-- Your assignment --
Copy every line from the data below in which the string "negative" can be found.

-- Records for this task --
━━━━━━━━━━

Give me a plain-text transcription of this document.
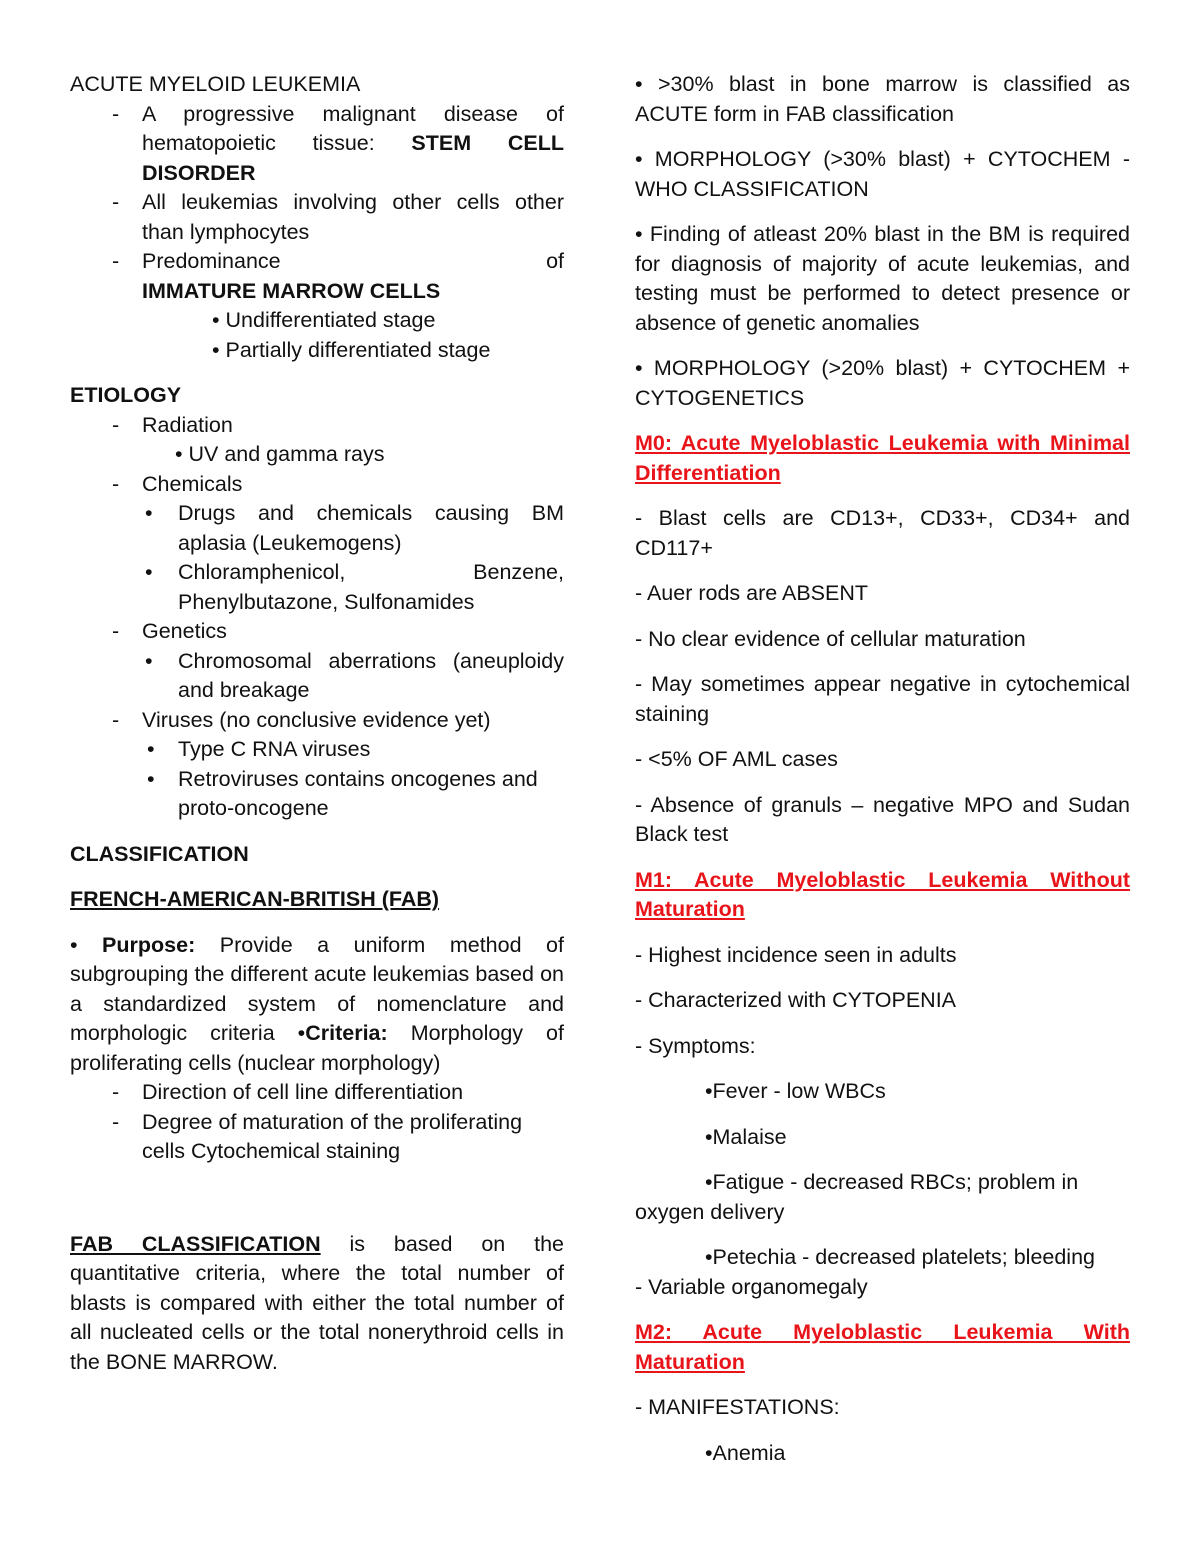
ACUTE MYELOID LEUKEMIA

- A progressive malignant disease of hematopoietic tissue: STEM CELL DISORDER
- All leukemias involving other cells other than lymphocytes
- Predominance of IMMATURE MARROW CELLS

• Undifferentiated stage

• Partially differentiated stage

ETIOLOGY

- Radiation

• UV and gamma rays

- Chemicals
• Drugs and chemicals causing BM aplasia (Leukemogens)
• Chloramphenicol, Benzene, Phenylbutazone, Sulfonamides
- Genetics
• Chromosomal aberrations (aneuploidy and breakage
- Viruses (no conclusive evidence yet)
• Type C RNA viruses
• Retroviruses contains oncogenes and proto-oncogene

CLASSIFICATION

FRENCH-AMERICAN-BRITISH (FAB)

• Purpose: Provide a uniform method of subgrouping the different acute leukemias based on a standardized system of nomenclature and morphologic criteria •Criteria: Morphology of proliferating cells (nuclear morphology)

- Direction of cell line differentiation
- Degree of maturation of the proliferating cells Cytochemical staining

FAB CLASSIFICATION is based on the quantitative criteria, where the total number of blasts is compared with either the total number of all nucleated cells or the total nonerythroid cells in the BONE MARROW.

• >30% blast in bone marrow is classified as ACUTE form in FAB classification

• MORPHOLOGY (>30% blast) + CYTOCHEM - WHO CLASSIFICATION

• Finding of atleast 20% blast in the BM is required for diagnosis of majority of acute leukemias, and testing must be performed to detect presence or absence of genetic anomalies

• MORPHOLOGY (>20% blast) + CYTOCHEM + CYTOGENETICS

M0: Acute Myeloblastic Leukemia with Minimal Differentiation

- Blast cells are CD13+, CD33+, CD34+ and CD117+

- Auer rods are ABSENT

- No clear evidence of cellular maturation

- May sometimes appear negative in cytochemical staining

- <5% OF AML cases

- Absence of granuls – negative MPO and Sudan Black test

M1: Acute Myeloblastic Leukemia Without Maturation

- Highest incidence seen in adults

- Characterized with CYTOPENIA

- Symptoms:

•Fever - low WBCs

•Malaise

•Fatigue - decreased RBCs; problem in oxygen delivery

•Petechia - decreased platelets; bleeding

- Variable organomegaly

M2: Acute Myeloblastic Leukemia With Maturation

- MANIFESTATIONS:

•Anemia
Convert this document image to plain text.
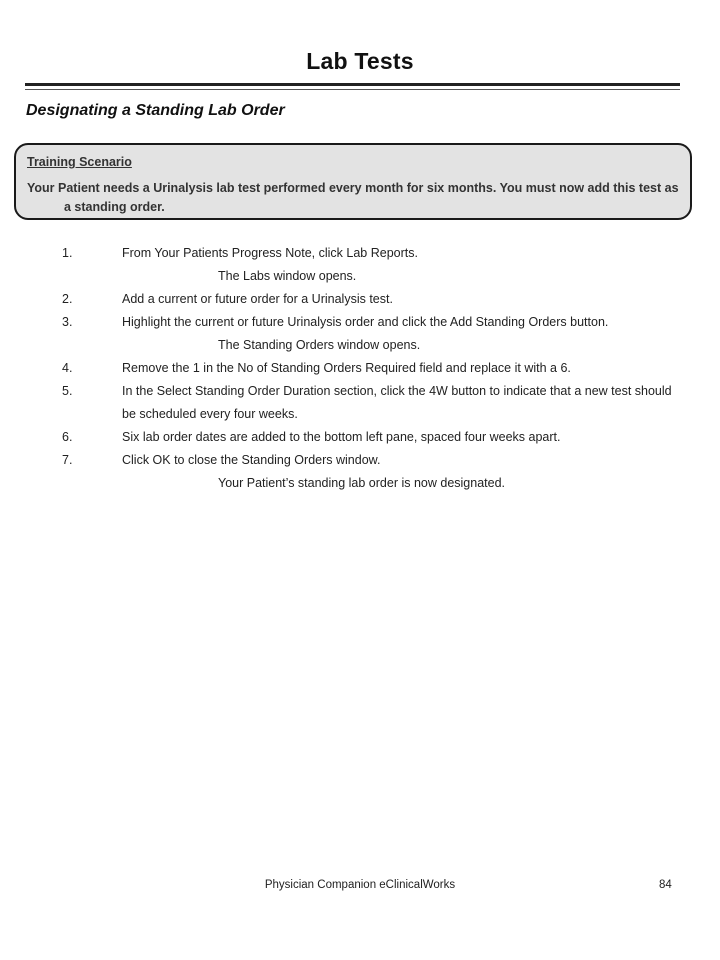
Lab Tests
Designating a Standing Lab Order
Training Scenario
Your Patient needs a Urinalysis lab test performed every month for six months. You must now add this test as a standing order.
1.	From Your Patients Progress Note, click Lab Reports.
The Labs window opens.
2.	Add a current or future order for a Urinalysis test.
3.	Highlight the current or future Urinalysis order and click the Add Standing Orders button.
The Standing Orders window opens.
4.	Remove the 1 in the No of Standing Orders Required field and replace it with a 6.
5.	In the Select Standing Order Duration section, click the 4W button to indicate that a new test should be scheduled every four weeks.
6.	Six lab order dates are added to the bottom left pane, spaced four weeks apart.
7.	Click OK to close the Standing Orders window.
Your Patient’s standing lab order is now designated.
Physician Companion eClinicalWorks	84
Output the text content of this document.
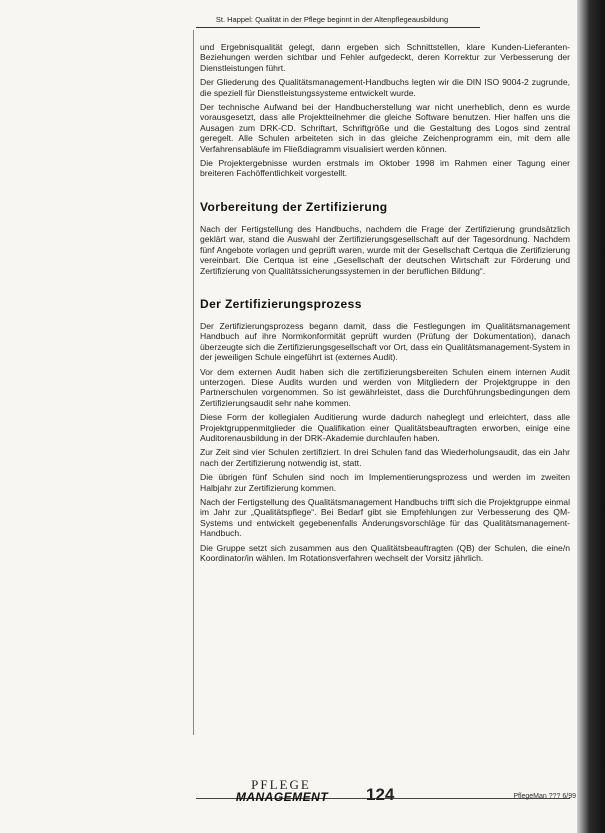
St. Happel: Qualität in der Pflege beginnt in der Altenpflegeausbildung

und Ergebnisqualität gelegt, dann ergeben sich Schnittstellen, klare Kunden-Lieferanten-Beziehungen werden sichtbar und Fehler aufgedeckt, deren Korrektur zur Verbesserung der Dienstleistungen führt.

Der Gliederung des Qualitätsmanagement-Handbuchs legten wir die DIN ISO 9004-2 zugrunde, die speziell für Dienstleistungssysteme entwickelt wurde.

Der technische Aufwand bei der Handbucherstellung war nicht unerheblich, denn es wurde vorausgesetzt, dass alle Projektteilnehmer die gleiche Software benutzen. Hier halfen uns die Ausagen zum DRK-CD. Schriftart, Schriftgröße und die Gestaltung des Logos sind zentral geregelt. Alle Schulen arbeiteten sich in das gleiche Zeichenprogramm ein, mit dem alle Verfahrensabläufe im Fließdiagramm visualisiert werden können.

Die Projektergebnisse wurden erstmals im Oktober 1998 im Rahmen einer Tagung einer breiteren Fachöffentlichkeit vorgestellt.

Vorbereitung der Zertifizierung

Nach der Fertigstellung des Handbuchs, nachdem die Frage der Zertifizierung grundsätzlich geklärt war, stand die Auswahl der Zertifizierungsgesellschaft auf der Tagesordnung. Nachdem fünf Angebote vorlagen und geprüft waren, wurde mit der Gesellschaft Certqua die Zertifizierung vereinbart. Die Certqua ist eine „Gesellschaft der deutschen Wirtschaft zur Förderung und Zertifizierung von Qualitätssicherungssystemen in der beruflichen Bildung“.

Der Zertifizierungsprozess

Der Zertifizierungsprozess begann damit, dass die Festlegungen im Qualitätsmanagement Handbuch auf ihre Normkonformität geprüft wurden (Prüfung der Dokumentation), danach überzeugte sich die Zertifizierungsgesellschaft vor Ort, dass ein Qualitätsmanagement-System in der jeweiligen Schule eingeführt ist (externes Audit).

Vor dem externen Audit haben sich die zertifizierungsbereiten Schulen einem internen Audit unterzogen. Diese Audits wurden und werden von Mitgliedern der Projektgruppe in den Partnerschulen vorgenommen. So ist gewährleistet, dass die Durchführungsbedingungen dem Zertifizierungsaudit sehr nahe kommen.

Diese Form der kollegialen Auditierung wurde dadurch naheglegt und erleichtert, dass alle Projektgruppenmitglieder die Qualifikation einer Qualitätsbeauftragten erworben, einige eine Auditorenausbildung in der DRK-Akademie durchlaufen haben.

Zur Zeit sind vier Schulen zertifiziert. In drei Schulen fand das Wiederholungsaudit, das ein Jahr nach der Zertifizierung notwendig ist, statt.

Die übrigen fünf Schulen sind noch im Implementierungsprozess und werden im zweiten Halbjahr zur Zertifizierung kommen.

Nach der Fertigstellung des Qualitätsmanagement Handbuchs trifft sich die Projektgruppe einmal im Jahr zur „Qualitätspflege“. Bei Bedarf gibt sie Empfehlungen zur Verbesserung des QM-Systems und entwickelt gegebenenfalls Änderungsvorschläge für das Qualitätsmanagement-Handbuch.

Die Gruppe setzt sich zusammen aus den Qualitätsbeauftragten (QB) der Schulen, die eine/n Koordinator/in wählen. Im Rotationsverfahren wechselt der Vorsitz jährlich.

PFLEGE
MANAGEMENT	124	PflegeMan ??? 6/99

━━━━━━━━━━

-- Solution below --
- May sometimes appear negative in cytochemical staining
- Absence of granuls – negative MPO and Sudan Black test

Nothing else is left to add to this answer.